Collect all lines from the records below that include the word "label".

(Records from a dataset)
*****

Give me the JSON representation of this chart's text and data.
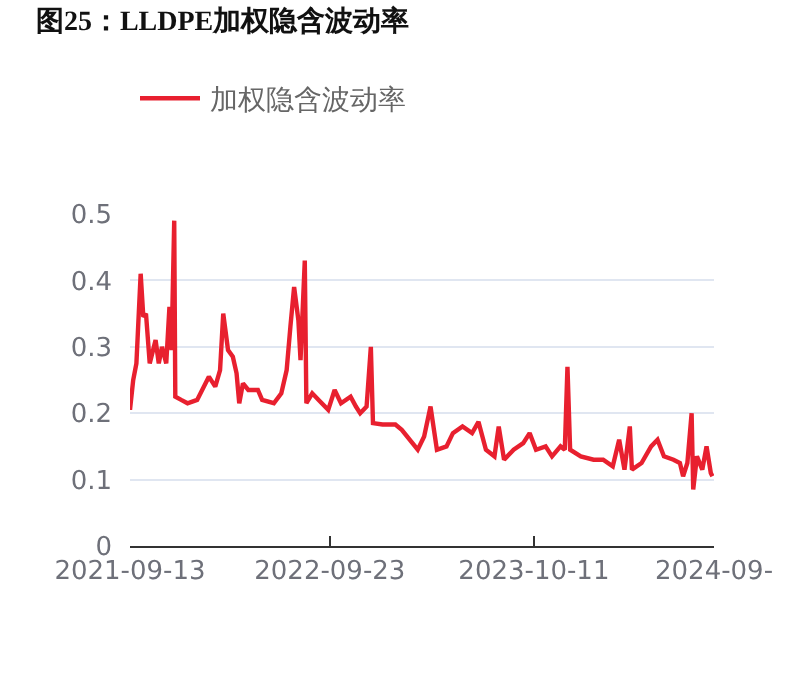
{
  "chart_data": {
    "type": "line",
    "title": "图25：LLDPE加权隐含波动率",
    "x": [
      "2021-09-13",
      "2021-09-19",
      "2021-09-25",
      "2021-10-03",
      "2021-10-08",
      "2021-10-13",
      "2021-10-20",
      "2021-10-31",
      "2021-11-06",
      "2021-11-12",
      "2021-11-20",
      "2021-11-26",
      "2021-11-30",
      "2021-12-05",
      "2021-12-07",
      "2021-12-18",
      "2021-12-30",
      "2022-01-17",
      "2022-02-08",
      "2022-02-20",
      "2022-03-01",
      "2022-03-07",
      "2022-03-16",
      "2022-03-25",
      "2022-04-01",
      "2022-04-06",
      "2022-04-13",
      "2022-04-23",
      "2022-05-11",
      "2022-05-19",
      "2022-06-10",
      "2022-06-24",
      "2022-07-04",
      "2022-07-11",
      "2022-07-18",
      "2022-07-26",
      "2022-07-30",
      "2022-08-07",
      "2022-08-10",
      "2022-08-21",
      "2022-09-02",
      "2022-09-20",
      "2022-10-02",
      "2022-10-14",
      "2022-11-01",
      "2022-11-11",
      "2022-11-19",
      "2022-12-01",
      "2022-12-09",
      "2022-12-13",
      "2022-12-31",
      "2023-01-24",
      "2023-02-05",
      "2023-03-07",
      "2023-03-19",
      "2023-03-31",
      "2023-04-12",
      "2023-04-30",
      "2023-05-12",
      "2023-05-30",
      "2023-06-17",
      "2023-06-29",
      "2023-07-13",
      "2023-07-29",
      "2023-08-06",
      "2023-08-16",
      "2023-09-03",
      "2023-09-21",
      "2023-10-03",
      "2023-10-15",
      "2023-11-02",
      "2023-11-14",
      "2023-11-30",
      "2023-12-08",
      "2023-12-13",
      "2023-12-18",
      "2024-01-07",
      "2024-01-31",
      "2024-02-18",
      "2024-03-07",
      "2024-03-19",
      "2024-03-29",
      "2024-04-08",
      "2024-04-12",
      "2024-04-30",
      "2024-05-18",
      "2024-05-30",
      "2024-06-11",
      "2024-06-29",
      "2024-07-11",
      "2024-07-17",
      "2024-07-25",
      "2024-08-02",
      "2024-08-05",
      "2024-08-12",
      "2024-08-22",
      "2024-08-30",
      "2024-09-07",
      "2024-09-10"
    ],
    "series": [
      {
        "name": "加权隐含波动率",
        "color": "#e8202f",
        "values": [
          0.205,
          0.25,
          0.275,
          0.41,
          0.345,
          0.35,
          0.275,
          0.31,
          0.275,
          0.3,
          0.275,
          0.36,
          0.295,
          0.49,
          0.225,
          0.22,
          0.215,
          0.22,
          0.255,
          0.24,
          0.265,
          0.35,
          0.295,
          0.285,
          0.26,
          0.215,
          0.245,
          0.235,
          0.235,
          0.22,
          0.215,
          0.23,
          0.265,
          0.33,
          0.39,
          0.34,
          0.28,
          0.43,
          0.215,
          0.23,
          0.22,
          0.205,
          0.235,
          0.215,
          0.225,
          0.21,
          0.2,
          0.21,
          0.3,
          0.185,
          0.183,
          0.183,
          0.175,
          0.145,
          0.165,
          0.21,
          0.145,
          0.15,
          0.17,
          0.18,
          0.17,
          0.187,
          0.145,
          0.135,
          0.18,
          0.13,
          0.145,
          0.155,
          0.17,
          0.145,
          0.15,
          0.135,
          0.15,
          0.145,
          0.27,
          0.145,
          0.135,
          0.13,
          0.13,
          0.12,
          0.16,
          0.115,
          0.18,
          0.115,
          0.125,
          0.15,
          0.16,
          0.135,
          0.13,
          0.125,
          0.105,
          0.125,
          0.2,
          0.085,
          0.135,
          0.115,
          0.15,
          0.11,
          0.105
        ]
      }
    ],
    "xlim": [
      "2021-09-13",
      "2024-09-13"
    ],
    "xticks": [
      {
        "value": "2021-09-13",
        "label": "2021-09-13"
      },
      {
        "value": "2022-09-23",
        "label": "2022-09-23"
      },
      {
        "value": "2023-10-11",
        "label": "2023-10-11"
      },
      {
        "value": "2024-09-13",
        "label": "2024-09-"
      }
    ],
    "ylim": [
      0,
      0.5
    ],
    "yticks": [
      0,
      0.1,
      0.2,
      0.3,
      0.4,
      0.5
    ],
    "grid": "y",
    "legend": "top left",
    "marker": "none",
    "line_style": "solid"
  }
}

*****

## Reply to the task
        "label": "2021-09-13"
        "label": "2022-09-23"
        "label": "2023-10-11"
        "label": "2024-09-"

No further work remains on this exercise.